BEGIN Data provided

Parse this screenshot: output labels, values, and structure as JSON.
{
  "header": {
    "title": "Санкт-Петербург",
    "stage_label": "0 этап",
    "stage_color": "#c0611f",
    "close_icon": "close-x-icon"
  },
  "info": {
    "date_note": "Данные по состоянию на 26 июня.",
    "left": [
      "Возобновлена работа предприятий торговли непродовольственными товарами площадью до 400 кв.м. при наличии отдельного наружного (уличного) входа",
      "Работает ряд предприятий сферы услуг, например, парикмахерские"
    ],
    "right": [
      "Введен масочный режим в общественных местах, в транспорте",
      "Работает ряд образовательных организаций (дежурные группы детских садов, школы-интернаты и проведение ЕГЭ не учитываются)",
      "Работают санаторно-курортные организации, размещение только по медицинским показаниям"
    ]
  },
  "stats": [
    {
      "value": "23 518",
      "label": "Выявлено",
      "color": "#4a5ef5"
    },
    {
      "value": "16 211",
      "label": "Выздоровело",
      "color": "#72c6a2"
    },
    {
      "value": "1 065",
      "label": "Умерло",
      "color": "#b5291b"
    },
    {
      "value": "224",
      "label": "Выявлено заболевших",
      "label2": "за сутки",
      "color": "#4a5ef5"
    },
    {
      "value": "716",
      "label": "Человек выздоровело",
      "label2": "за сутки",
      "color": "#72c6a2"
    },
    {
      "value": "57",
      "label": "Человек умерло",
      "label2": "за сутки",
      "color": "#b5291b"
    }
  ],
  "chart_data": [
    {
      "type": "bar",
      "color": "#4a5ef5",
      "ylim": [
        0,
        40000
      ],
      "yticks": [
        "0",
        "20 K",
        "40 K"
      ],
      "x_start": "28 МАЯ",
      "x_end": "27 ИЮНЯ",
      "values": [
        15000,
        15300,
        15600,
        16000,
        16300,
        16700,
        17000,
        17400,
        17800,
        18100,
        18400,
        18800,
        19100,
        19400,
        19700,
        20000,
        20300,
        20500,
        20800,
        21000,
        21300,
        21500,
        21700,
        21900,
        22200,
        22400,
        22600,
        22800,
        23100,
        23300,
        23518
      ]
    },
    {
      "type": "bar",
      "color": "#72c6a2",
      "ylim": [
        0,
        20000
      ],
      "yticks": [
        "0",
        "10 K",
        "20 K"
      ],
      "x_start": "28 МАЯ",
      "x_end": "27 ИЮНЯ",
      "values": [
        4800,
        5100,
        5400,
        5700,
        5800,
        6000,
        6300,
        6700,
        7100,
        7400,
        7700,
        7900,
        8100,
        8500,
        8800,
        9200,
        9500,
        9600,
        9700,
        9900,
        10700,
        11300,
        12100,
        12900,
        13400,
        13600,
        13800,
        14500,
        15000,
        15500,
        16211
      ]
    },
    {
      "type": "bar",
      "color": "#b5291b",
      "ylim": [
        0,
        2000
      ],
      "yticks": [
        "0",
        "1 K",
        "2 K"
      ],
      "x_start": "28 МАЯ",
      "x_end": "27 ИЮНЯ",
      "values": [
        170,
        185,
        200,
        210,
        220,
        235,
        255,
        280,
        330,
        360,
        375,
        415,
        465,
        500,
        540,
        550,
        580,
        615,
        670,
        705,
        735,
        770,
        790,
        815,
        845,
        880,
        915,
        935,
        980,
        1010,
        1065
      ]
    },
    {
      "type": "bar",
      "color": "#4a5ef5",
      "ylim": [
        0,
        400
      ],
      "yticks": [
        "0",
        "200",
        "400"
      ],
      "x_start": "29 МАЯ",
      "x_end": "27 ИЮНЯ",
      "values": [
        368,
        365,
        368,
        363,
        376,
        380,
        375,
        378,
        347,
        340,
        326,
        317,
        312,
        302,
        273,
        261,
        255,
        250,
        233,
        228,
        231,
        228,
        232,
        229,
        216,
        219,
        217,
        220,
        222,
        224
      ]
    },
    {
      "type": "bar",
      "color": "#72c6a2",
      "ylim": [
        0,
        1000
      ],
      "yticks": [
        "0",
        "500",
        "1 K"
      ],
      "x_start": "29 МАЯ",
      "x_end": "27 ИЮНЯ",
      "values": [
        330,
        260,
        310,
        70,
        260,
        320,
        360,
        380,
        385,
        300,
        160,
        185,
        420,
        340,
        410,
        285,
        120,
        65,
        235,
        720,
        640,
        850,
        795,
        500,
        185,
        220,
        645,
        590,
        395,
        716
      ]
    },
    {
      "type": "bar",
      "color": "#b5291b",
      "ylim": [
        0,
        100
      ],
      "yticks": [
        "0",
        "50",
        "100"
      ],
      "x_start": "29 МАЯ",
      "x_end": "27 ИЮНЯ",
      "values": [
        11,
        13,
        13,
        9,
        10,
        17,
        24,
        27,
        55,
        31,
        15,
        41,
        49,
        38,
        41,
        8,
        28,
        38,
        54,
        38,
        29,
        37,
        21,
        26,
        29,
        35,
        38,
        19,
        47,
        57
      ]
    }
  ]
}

END Data provided

What you should do >>
Copy out each record from above, exactly.

Response to the exercise >>
Parse this screenshot: output labels, values, and structure as JSON.
{
  "header": {
    "title": "Санкт-Петербург",
    "stage_label": "0 этап",
    "stage_color": "#c0611f",
    "close_icon": "close-x-icon"
  },
  "info": {
    "date_note": "Данные по состоянию на 26 июня.",
    "left": [
      "Возобновлена работа предприятий торговли непродовольственными товарами площадью до 400 кв.м. при наличии отдельного наружного (уличного) входа",
      "Работает ряд предприятий сферы услуг, например, парикмахерские"
    ],
    "right": [
      "Введен масочный режим в общественных местах, в транспорте",
      "Работает ряд образовательных организаций (дежурные группы детских садов, школы-интернаты и проведение ЕГЭ не учитываются)",
      "Работают санаторно-курортные организации, размещение только по медицинским показаниям"
    ]
  },
  "stats": [
    {
      "value": "23 518",
      "label": "Выявлено",
      "color": "#4a5ef5"
    },
    {
      "value": "16 211",
      "label": "Выздоровело",
      "color": "#72c6a2"
    },
    {
      "value": "1 065",
      "label": "Умерло",
      "color": "#b5291b"
    },
    {
      "value": "224",
      "label": "Выявлено заболевших",
      "label2": "за сутки",
      "color": "#4a5ef5"
    },
    {
      "value": "716",
      "label": "Человек выздоровело",
      "label2": "за сутки",
      "color": "#72c6a2"
    },
    {
      "value": "57",
      "label": "Человек умерло",
      "label2": "за сутки",
      "color": "#b5291b"
    }
  ],
  "chart_data": [
    {
      "type": "bar",
      "color": "#4a5ef5",
      "ylim": [
        0,
        40000
      ],
      "yticks": [
        "0",
        "20 K",
        "40 K"
      ],
      "x_start": "28 МАЯ",
      "x_end": "27 ИЮНЯ",
      "values": [
        15000,
        15300,
        15600,
        16000,
        16300,
        16700,
        17000,
        17400,
        17800,
        18100,
        18400,
        18800,
        19100,
        19400,
        19700,
        20000,
        20300,
        20500,
        20800,
        21000,
        21300,
        21500,
        21700,
        21900,
        22200,
        22400,
        22600,
        22800,
        23100,
        23300,
        23518
      ]
    },
    {
      "type": "bar",
      "color": "#72c6a2",
      "ylim": [
        0,
        20000
      ],
      "yticks": [
        "0",
        "10 K",
        "20 K"
      ],
      "x_start": "28 МАЯ",
      "x_end": "27 ИЮНЯ",
      "values": [
        4800,
        5100,
        5400,
        5700,
        5800,
        6000,
        6300,
        6700,
        7100,
        7400,
        7700,
        7900,
        8100,
        8500,
        8800,
        9200,
        9500,
        9600,
        9700,
        9900,
        10700,
        11300,
        12100,
        12900,
        13400,
        13600,
        13800,
        14500,
        15000,
        15500,
        16211
      ]
    },
    {
      "type": "bar",
      "color": "#b5291b",
      "ylim": [
        0,
        2000
      ],
      "yticks": [
        "0",
        "1 K",
        "2 K"
      ],
      "x_start": "28 МАЯ",
      "x_end": "27 ИЮНЯ",
      "values": [
        170,
        185,
        200,
        210,
        220,
        235,
        255,
        280,
        330,
        360,
        375,
        415,
        465,
        500,
        540,
        550,
        580,
        615,
        670,
        705,
        735,
        770,
        790,
        815,
        845,
        880,
        915,
        935,
        980,
        1010,
        1065
      ]
    },
    {
      "type": "bar",
      "color": "#4a5ef5",
      "ylim": [
        0,
        400
      ],
      "yticks": [
        "0",
        "200",
        "400"
      ],
      "x_start": "29 МАЯ",
      "x_end": "27 ИЮНЯ",
      "values": [
        368,
        365,
        368,
        363,
        376,
        380,
        375,
        378,
        347,
        340,
        326,
        317,
        312,
        302,
        273,
        261,
        255,
        250,
        233,
        228,
        231,
        228,
        232,
        229,
        216,
        219,
        217,
        220,
        222,
        224
      ]
    },
    {
      "type": "bar",
      "color": "#72c6a2",
      "ylim": [
        0,
        1000
      ],
      "yticks": [
        "0",
        "500",
        "1 K"
      ],
      "x_start": "29 МАЯ",
      "x_end": "27 ИЮНЯ",
      "values": [
        330,
        260,
        310,
        70,
        260,
        320,
        360,
        380,
        385,
        300,
        160,
        185,
        420,
        340,
        410,
        285,
        120,
        65,
        235,
        720,
        640,
        850,
        795,
        500,
        185,
        220,
        645,
        590,
        395,
        716
      ]
    },
    {
      "type": "bar",
      "color": "#b5291b",
      "ylim": [
        0,
        100
      ],
      "yticks": [
        "0",
        "50",
        "100"
      ],
      "x_start": "29 МАЯ",
      "x_end": "27 ИЮНЯ",
      "values": [
        11,
        13,
        13,
        9,
        10,
        17,
        24,
        27,
        55,
        31,
        15,
        41,
        49,
        38,
        41,
        8,
        28,
        38,
        54,
        38,
        29,
        37,
        21,
        26,
        29,
        35,
        38,
        19,
        47,
        57
      ]
    }
  ]
}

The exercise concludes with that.